_GIVEN TASK:_ Put the listing below into a Markdown table with columns "Row" and "Text." Include only the lines from the line with "For every button, label, input, icon, or" to the line with "data-point [827, 535, 841, 549]", numbered in order, and skip blank lines.

● ● ●

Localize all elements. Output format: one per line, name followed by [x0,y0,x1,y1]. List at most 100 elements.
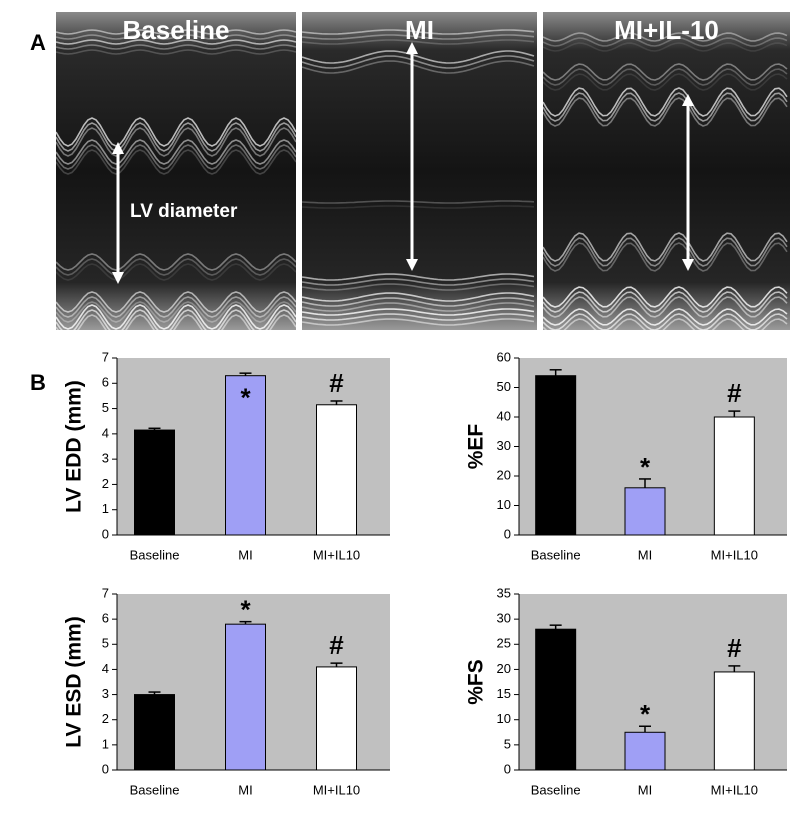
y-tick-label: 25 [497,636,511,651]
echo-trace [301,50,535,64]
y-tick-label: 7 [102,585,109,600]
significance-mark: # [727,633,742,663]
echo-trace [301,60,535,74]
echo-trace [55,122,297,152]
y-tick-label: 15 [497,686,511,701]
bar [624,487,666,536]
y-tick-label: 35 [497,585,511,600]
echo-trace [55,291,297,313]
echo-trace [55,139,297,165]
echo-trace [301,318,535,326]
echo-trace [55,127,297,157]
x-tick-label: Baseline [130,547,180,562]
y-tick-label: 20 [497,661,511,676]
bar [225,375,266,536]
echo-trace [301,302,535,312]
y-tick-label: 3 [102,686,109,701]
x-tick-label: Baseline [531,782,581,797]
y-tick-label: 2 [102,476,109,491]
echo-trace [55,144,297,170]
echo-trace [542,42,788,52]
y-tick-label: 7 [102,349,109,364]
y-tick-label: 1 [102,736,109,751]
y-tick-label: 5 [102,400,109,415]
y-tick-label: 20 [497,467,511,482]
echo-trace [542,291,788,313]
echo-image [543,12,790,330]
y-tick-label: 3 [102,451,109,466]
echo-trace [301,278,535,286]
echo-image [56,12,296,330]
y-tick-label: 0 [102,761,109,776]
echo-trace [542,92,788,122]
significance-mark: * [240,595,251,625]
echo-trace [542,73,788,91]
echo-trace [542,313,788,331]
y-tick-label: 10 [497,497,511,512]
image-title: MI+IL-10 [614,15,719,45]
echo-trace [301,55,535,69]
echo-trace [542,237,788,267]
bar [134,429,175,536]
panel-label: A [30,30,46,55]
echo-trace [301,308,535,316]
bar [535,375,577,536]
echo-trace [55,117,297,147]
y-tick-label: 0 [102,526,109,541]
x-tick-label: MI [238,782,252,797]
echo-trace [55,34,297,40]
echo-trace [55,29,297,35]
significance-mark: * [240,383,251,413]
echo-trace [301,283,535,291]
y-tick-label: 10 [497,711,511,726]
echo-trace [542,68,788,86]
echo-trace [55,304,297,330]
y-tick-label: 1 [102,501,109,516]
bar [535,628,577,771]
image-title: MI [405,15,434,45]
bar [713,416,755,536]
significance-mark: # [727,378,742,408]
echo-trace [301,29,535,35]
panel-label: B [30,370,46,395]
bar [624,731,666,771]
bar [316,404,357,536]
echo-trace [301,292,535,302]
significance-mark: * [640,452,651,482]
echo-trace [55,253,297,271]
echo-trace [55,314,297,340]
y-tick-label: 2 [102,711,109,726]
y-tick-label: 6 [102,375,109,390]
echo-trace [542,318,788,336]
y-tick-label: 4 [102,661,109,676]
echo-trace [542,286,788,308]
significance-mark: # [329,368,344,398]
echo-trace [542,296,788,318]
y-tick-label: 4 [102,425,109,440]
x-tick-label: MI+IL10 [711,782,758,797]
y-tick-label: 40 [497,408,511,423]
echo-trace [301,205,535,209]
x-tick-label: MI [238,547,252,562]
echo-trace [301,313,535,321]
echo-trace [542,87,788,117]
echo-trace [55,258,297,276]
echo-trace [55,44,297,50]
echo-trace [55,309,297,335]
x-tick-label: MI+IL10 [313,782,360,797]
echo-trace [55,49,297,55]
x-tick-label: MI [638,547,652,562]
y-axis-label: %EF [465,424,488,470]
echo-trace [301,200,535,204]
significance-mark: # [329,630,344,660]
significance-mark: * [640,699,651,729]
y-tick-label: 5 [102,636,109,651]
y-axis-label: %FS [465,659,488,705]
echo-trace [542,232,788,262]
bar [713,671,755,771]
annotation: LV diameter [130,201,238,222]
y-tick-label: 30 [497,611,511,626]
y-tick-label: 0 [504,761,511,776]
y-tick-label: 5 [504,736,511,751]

● ● ●

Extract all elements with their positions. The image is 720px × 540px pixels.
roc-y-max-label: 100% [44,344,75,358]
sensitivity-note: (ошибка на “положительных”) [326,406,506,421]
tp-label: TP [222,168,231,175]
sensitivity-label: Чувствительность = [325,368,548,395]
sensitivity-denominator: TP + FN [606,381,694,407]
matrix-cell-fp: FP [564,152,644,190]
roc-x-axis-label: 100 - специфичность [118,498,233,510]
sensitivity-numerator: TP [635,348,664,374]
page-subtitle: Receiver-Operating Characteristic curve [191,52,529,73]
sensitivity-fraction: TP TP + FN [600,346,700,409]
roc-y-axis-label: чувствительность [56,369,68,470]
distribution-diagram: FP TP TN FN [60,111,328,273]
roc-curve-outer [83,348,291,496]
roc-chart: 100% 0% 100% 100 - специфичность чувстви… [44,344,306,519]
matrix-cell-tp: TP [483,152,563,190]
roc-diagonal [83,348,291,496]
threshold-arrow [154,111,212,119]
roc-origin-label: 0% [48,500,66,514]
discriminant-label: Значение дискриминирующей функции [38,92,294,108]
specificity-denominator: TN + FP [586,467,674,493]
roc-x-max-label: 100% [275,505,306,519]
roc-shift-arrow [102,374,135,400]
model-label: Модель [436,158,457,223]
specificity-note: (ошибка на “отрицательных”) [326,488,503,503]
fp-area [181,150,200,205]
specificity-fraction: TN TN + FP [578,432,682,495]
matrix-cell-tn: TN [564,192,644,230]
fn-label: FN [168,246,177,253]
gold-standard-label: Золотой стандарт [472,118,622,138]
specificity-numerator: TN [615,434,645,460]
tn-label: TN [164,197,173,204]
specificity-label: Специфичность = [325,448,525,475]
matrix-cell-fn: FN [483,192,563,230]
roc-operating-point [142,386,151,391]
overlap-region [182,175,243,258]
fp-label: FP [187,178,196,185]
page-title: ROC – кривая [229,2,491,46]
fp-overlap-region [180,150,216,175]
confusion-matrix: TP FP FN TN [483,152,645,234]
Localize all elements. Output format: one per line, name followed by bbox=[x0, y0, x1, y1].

● ● ●

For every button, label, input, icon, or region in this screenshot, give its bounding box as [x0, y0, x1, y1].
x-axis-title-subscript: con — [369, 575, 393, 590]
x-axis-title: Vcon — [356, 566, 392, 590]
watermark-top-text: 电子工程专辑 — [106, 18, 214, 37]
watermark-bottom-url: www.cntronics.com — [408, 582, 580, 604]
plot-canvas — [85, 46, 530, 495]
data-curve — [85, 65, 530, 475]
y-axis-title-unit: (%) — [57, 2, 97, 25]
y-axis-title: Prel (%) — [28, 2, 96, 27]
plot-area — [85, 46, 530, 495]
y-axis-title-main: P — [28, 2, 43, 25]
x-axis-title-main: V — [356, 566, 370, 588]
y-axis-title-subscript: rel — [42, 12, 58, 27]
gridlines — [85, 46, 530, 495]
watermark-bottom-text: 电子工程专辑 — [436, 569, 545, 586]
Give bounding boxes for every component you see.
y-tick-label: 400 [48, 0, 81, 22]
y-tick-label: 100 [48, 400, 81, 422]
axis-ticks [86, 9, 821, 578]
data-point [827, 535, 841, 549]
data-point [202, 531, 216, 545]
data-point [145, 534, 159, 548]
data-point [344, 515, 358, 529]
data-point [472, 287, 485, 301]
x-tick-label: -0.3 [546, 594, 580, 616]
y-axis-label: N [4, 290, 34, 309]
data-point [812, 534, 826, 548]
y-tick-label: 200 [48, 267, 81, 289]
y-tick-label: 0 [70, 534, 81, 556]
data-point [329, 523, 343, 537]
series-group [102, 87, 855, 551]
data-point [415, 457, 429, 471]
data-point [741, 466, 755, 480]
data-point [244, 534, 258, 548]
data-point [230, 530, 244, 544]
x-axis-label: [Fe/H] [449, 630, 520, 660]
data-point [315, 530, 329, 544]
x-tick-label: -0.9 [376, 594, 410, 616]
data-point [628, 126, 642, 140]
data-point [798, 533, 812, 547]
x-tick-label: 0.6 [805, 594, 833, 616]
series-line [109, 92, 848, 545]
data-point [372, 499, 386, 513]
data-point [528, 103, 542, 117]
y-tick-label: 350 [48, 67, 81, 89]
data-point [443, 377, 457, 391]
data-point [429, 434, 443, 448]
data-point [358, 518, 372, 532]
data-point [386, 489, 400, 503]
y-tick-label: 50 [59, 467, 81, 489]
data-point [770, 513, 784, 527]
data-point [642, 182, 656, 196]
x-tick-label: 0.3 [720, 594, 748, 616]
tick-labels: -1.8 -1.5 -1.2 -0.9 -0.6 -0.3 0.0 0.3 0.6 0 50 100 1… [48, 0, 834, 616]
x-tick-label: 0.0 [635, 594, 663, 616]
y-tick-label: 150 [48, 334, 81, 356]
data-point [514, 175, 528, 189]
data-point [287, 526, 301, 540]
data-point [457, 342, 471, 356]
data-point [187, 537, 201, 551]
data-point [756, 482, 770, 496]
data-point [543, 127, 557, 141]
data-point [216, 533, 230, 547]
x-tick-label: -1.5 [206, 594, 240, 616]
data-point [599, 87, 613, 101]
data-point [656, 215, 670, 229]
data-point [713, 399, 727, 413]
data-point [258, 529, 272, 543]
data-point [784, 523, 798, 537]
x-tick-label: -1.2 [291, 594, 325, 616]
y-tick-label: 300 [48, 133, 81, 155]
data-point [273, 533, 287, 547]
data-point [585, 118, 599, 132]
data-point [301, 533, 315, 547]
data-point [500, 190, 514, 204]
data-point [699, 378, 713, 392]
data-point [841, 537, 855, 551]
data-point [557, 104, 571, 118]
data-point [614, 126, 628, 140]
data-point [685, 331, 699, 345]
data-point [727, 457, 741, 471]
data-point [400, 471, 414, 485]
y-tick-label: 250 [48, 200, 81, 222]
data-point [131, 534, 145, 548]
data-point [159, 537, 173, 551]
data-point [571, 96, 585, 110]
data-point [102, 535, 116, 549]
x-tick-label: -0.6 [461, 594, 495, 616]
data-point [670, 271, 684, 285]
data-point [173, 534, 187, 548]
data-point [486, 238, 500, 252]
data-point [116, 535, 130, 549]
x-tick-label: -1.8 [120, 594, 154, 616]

● ● ●

_OUTPUT:_
| Row | Text |
|---|---|
| 1 | For every button, label, input, icon, or region in this screenshot, give its bounding box as [x0, y0, x1, y1]. |
| 2 | x-axis-title-subscript: con — [369, 575, 393, 590] |
| 3 | x-axis-title: Vcon — [356, 566, 392, 590] |
| 4 | watermark-top-text: 电子工程专辑 — [106, 18, 214, 37] |
| 5 | watermark-bottom-url: www.cntronics.com — [408, 582, 580, 604] |
| 6 | plot-canvas — [85, 46, 530, 495] |
| 7 | data-curve — [85, 65, 530, 475] |
| 8 | y-axis-title-unit: (%) — [57, 2, 97, 25] |
| 9 | y-axis-title: Prel (%) — [28, 2, 96, 27] |
| 10 | plot-area — [85, 46, 530, 495] |
| 11 | y-axis-title-main: P — [28, 2, 43, 25] |
| 12 | x-axis-title-main: V — [356, 566, 370, 588] |
| 13 | y-axis-title-subscript: rel — [42, 12, 58, 27] |
| 14 | gridlines — [85, 46, 530, 495] |
| 15 | watermark-bottom-text: 电子工程专辑 — [436, 569, 545, 586] |
| 16 | Give bounding boxes for every component you see. |
| 17 | y-tick-label: 400 [48, 0, 81, 22] |
| 18 | y-tick-label: 100 [48, 400, 81, 422] |
| 19 | axis-ticks [86, 9, 821, 578] |
| 20 | data-point [827, 535, 841, 549] |